### Stored data
— start —

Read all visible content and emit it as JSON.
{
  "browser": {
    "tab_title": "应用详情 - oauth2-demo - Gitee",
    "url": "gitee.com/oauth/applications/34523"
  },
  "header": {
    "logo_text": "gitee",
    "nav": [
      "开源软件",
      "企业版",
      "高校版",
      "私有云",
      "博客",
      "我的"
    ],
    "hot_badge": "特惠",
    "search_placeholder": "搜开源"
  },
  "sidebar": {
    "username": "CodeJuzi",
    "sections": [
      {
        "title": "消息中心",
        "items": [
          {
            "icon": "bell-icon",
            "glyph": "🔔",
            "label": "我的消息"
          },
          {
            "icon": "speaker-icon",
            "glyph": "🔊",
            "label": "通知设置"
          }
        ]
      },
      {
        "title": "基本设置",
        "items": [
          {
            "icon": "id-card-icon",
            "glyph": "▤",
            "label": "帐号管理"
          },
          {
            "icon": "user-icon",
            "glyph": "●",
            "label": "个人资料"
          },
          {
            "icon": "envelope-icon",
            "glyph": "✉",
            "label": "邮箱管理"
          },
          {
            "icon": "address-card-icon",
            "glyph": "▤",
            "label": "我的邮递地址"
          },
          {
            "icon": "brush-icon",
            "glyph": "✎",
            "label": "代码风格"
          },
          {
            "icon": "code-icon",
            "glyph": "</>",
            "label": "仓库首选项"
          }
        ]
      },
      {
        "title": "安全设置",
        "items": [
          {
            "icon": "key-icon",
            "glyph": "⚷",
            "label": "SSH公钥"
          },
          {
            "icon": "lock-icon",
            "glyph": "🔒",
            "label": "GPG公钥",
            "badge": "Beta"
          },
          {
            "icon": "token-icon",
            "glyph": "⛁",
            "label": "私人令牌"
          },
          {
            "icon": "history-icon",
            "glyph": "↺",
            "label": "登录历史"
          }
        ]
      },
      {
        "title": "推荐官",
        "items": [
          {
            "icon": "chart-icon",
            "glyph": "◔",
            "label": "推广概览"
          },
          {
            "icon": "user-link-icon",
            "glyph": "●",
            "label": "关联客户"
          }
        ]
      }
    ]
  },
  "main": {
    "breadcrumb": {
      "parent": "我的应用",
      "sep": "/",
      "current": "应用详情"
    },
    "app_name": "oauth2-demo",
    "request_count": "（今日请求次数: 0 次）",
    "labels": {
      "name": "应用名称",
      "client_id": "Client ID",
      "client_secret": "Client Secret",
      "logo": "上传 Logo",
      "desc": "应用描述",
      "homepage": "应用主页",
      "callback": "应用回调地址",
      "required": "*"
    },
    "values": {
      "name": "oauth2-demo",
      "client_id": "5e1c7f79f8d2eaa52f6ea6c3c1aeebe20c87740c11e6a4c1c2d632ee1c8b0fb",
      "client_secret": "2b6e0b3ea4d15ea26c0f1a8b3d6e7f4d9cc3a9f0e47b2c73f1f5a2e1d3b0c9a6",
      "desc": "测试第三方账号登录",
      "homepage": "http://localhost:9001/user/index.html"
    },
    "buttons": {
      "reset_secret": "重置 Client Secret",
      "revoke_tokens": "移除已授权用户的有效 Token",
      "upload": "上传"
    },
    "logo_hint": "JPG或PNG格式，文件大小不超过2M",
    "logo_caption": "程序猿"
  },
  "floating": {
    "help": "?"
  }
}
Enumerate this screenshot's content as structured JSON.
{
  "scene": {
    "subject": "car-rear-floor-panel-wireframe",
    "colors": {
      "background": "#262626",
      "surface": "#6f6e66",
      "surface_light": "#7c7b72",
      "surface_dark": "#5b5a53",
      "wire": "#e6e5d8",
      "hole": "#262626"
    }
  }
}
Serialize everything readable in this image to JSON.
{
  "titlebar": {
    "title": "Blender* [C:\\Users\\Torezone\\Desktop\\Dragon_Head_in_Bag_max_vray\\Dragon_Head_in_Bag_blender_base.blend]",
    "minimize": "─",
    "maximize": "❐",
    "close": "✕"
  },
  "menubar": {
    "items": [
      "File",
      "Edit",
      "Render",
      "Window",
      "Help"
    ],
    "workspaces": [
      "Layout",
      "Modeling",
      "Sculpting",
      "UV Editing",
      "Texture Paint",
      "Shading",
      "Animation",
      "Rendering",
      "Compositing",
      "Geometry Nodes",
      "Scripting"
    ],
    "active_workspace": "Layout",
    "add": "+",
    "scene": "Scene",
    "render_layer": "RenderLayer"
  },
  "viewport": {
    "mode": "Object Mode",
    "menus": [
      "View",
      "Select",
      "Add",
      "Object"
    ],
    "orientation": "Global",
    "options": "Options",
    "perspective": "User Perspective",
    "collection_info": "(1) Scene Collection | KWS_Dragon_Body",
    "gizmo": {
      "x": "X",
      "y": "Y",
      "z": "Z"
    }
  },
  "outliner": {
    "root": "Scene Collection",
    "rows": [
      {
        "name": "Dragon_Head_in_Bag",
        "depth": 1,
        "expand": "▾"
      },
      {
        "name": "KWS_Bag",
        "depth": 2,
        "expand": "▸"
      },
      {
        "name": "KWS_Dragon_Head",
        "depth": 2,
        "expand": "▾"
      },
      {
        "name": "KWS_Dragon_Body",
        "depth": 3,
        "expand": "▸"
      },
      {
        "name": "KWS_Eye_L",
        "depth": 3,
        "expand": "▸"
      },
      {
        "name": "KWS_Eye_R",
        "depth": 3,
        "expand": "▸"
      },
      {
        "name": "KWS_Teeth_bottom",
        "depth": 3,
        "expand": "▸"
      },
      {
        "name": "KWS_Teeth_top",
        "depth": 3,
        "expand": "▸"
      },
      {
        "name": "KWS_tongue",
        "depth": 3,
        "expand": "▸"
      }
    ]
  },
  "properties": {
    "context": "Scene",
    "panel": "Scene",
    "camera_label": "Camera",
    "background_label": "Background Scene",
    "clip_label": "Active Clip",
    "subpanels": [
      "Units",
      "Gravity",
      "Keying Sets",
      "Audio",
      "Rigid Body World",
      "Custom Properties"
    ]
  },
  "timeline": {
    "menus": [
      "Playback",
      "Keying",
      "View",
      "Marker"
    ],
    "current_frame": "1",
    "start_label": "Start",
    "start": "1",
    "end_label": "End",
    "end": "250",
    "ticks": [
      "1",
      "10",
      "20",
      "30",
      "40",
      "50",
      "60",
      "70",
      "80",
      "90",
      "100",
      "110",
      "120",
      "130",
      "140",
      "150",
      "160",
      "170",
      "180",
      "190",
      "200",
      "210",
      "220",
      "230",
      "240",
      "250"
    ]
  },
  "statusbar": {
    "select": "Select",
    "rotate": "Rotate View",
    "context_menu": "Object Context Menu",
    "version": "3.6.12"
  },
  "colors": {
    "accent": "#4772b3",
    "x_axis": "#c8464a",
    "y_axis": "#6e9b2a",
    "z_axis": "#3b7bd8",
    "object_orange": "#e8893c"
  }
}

— end —

### Written instruction
Take each line containing the string "demo" and copy it out.

### Solution to this problem
    "tab_title": "应用详情 - oauth2-demo - Gitee",
    "app_name": "oauth2-demo",
      "name": "oauth2-demo",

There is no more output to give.